--- Extracted records ---

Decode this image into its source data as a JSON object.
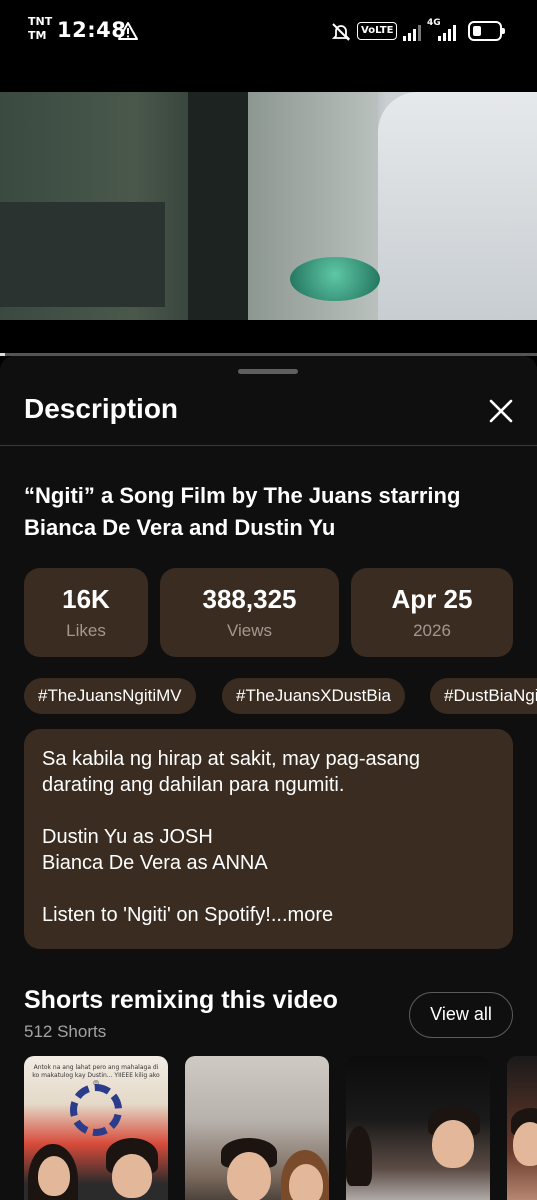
{
  "status_bar": {
    "carrier_line1": "TNT",
    "carrier_line2": "TM",
    "time": "12:48",
    "volte": "VoLTE",
    "network": "4G",
    "icons": [
      "warning-icon",
      "mute-icon",
      "signal-icon",
      "battery-icon"
    ]
  },
  "video": {
    "progress_fraction": 0.01
  },
  "sheet": {
    "title": "Description",
    "video_title": "“Ngiti” a Song Film by The Juans starring Bianca De Vera and Dustin Yu",
    "stats": [
      {
        "value": "16K",
        "label": "Likes"
      },
      {
        "value": "388,325",
        "label": "Views"
      },
      {
        "value": "Apr 25",
        "label": "2026"
      }
    ],
    "hashtags": [
      "#TheJuansNgitiMV",
      "#TheJuansXDustBia",
      "#DustBiaNgiti"
    ],
    "description": {
      "line1": "Sa kabila ng hirap at sakit, may pag-asang",
      "line2": "darating ang dahilan para ngumiti.",
      "line3": "Dustin Yu as JOSH",
      "line4": "Bianca De Vera as ANNA",
      "line5": "Listen to 'Ngiti' on Spotify!",
      "more": "...more"
    },
    "shorts": {
      "title": "Shorts remixing this video",
      "count": "512 Shorts",
      "view_all": "View all",
      "first_caption": "Antok na ang lahat pero ang mahalaga di ko makatulog kay Dustin... YIIEEE kilig ako 😍"
    }
  },
  "colors": {
    "background": "#0f0f0f",
    "card": "#3a2c20",
    "muted_text": "#a3988e"
  }
}
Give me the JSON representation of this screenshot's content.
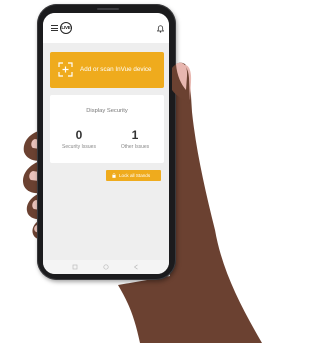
{
  "colors": {
    "accent": "#efab1d",
    "screen_bg": "#eeeeee",
    "card_bg": "#ffffff",
    "phone_body": "#1b1b1d",
    "skin": "#6b4131"
  },
  "header": {
    "logo_text": "LIVE",
    "menu_icon": "hamburger-menu-icon",
    "notification_icon": "bell-icon"
  },
  "scan_card": {
    "label": "Add or scan InVue device",
    "icon": "scan-plus-icon"
  },
  "security_card": {
    "title": "Display Security",
    "stats": [
      {
        "value": "0",
        "label": "Security Issues"
      },
      {
        "value": "1",
        "label": "Other Issues"
      }
    ]
  },
  "lock_button": {
    "label": "Lock all Stands",
    "icon": "lock-icon"
  },
  "navbar": {
    "icons": [
      "recent-apps-icon",
      "home-icon",
      "back-icon"
    ]
  }
}
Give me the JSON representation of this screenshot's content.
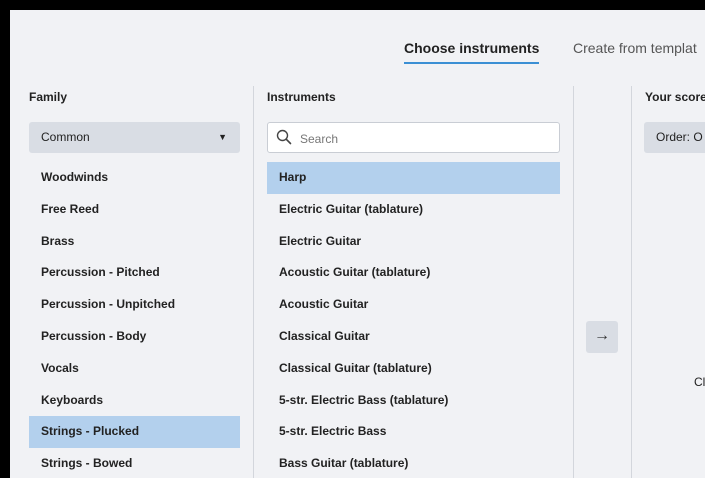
{
  "tabs": {
    "choose": "Choose instruments",
    "template": "Create from templat"
  },
  "family": {
    "title": "Family",
    "selected": "Common",
    "items": [
      "Woodwinds",
      "Free Reed",
      "Brass",
      "Percussion - Pitched",
      "Percussion - Unpitched",
      "Percussion - Body",
      "Vocals",
      "Keyboards",
      "Strings - Plucked",
      "Strings - Bowed"
    ],
    "selected_item": "Strings - Plucked"
  },
  "instruments": {
    "title": "Instruments",
    "search_placeholder": "Search",
    "items": [
      "Harp",
      "Electric Guitar (tablature)",
      "Electric Guitar",
      "Acoustic Guitar (tablature)",
      "Acoustic Guitar",
      "Classical Guitar",
      "Classical Guitar (tablature)",
      "5-str. Electric Bass (tablature)",
      "5-str. Electric Bass",
      "Bass Guitar (tablature)"
    ],
    "selected_item": "Harp"
  },
  "add_button": "→",
  "score": {
    "title": "Your score",
    "order": "Order: O",
    "partial_text": "Cl"
  },
  "colors": {
    "accent": "#3b8fd4",
    "selection": "#b3d0ed",
    "background": "#f1f2f5",
    "control": "#d9dde4"
  }
}
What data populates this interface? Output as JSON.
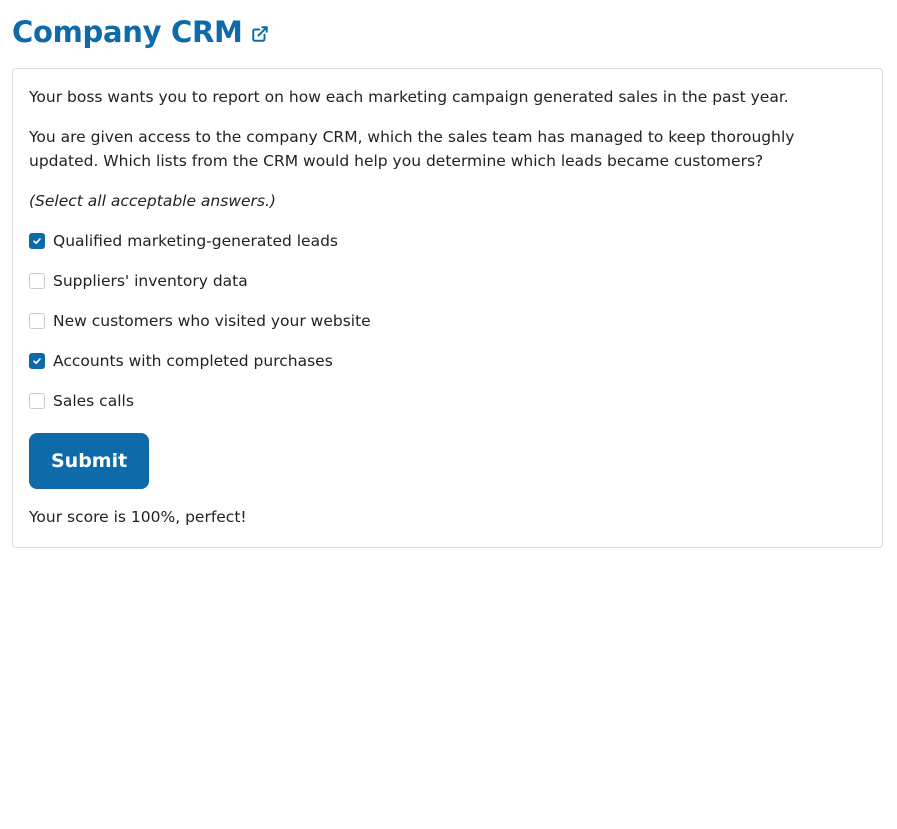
{
  "header": {
    "title": "Company CRM",
    "link_icon": "external-link-icon"
  },
  "question": {
    "paragraph_1": "Your boss wants you to report on how each marketing campaign generated sales in the past year.",
    "paragraph_2": "You are given access to the company CRM, which the sales team has managed to keep thoroughly updated. Which lists from the CRM would help you determine which leads became customers?",
    "instruction": "(Select all acceptable answers.)",
    "options": [
      {
        "label": "Qualified marketing-generated leads",
        "checked": true
      },
      {
        "label": "Suppliers' inventory data",
        "checked": false
      },
      {
        "label": "New customers who visited your website",
        "checked": false
      },
      {
        "label": "Accounts with completed purchases",
        "checked": true
      },
      {
        "label": "Sales calls",
        "checked": false
      }
    ],
    "submit_label": "Submit",
    "score_text": "Your score is 100%, perfect!"
  },
  "colors": {
    "accent": "#0e6aa8",
    "border": "#d9dbde",
    "text": "#222222"
  }
}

---

■ The exercise
Return a copy of every line that includes the word "Guitar".

■ Solution
      "Electric Guitar (tablature)",
      "Electric Guitar",
      "Acoustic Guitar (tablature)",
      "Acoustic Guitar",
      "Classical Guitar",
      "Classical Guitar (tablature)",
      "Bass Guitar (tablature)"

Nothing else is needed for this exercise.